Required task -
Output only the lines that run from the line holding "Output a JSON" to the end of the entries, both ends included, and skip the pictures.
##########
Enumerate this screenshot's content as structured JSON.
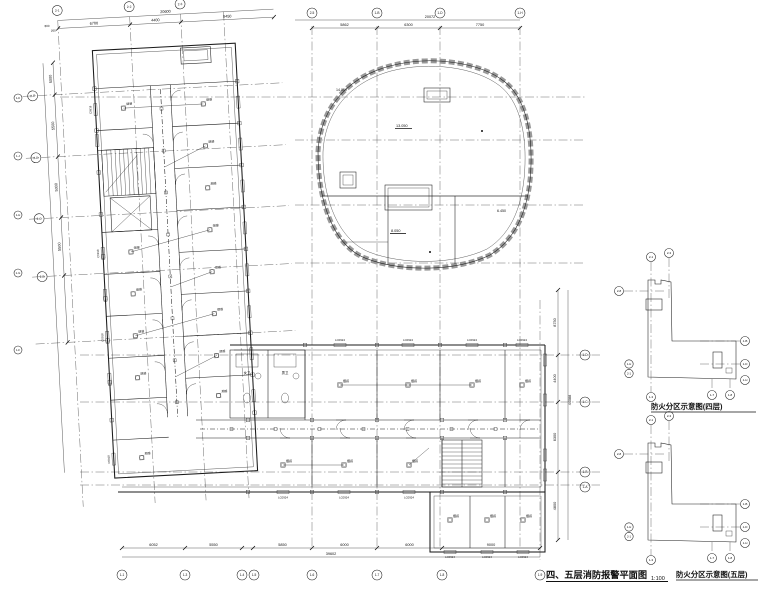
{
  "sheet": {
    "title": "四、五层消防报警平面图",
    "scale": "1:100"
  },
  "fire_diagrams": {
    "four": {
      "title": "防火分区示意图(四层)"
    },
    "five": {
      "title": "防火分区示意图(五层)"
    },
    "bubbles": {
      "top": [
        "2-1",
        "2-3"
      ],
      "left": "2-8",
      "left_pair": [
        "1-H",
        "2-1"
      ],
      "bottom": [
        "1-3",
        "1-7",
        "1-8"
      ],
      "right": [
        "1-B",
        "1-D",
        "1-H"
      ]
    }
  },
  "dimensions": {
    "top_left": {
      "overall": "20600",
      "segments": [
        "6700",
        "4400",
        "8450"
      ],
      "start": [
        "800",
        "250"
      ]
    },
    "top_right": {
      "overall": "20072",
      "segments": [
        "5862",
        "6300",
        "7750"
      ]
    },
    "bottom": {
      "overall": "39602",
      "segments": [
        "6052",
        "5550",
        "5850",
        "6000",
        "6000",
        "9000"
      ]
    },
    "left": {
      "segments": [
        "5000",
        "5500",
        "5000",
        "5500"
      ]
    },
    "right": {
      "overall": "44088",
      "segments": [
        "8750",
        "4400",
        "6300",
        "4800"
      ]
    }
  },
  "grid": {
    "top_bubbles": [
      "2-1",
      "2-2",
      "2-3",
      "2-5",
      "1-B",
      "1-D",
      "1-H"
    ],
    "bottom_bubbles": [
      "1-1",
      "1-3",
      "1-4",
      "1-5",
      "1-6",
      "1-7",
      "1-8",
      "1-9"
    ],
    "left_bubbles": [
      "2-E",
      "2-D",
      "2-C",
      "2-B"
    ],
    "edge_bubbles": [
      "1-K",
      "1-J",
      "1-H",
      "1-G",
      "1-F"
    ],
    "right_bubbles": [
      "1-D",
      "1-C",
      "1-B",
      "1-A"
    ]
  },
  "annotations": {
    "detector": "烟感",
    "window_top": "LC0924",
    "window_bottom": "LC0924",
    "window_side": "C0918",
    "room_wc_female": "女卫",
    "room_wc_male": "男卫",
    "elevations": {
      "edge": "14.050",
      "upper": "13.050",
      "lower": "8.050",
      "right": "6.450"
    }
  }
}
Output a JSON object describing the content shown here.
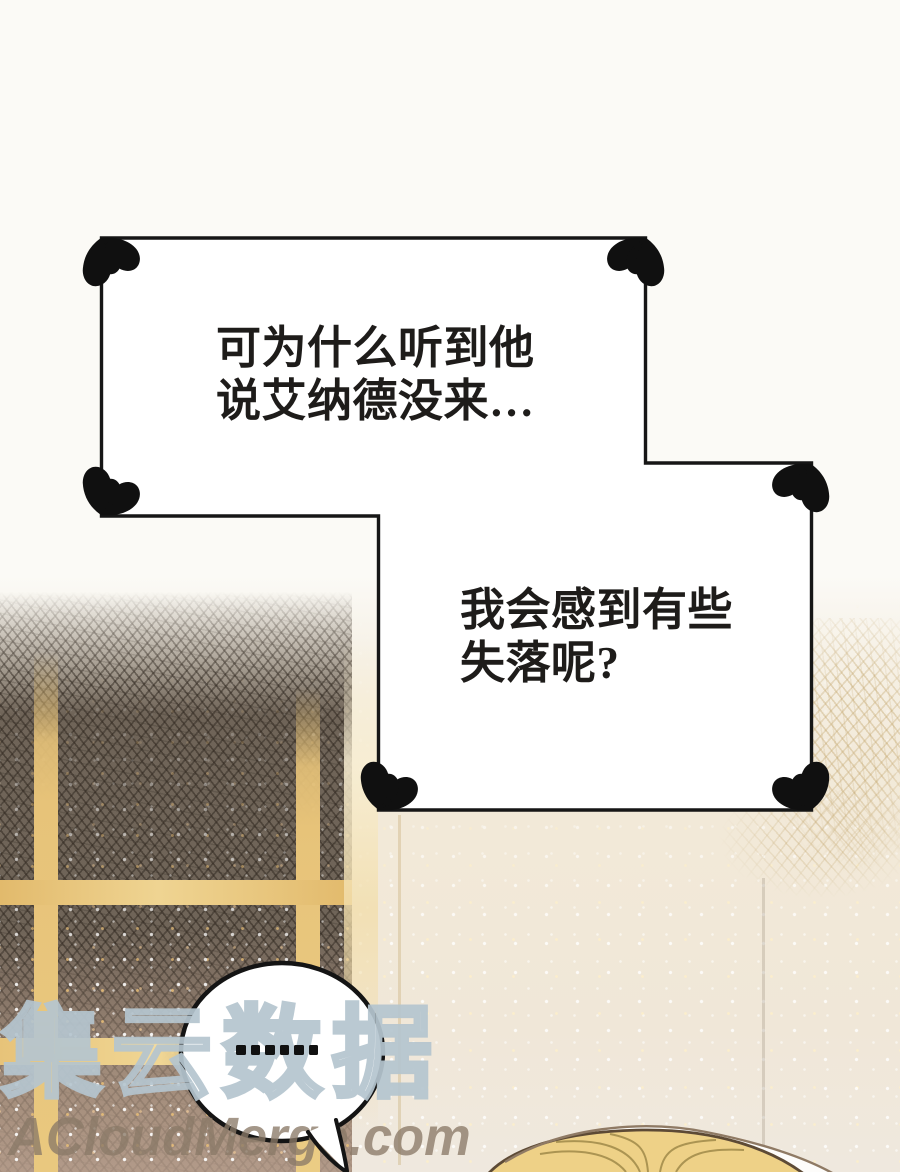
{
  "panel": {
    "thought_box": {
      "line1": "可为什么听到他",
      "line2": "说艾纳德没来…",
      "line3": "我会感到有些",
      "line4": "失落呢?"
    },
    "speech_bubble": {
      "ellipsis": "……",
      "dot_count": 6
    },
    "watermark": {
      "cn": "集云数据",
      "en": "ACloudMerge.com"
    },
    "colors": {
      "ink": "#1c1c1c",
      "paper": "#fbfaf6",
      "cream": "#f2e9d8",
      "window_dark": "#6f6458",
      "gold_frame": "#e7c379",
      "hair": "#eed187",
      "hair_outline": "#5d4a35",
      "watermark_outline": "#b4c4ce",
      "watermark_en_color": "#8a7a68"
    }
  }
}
##########
Written solution -
Output a JSON object describing the content shown here.
{
  "panel": {
    "thought_box": {
      "line1": "可为什么听到他",
      "line2": "说艾纳德没来…",
      "line3": "我会感到有些",
      "line4": "失落呢?"
    },
    "speech_bubble": {
      "ellipsis": "……",
      "dot_count": 6
    },
    "watermark": {
      "cn": "集云数据",
      "en": "ACloudMerge.com"
    },
    "colors": {
      "ink": "#1c1c1c",
      "paper": "#fbfaf6",
      "cream": "#f2e9d8",
      "window_dark": "#6f6458",
      "gold_frame": "#e7c379",
      "hair": "#eed187",
      "hair_outline": "#5d4a35",
      "watermark_outline": "#b4c4ce",
      "watermark_en_color": "#8a7a68"
    }
  }
}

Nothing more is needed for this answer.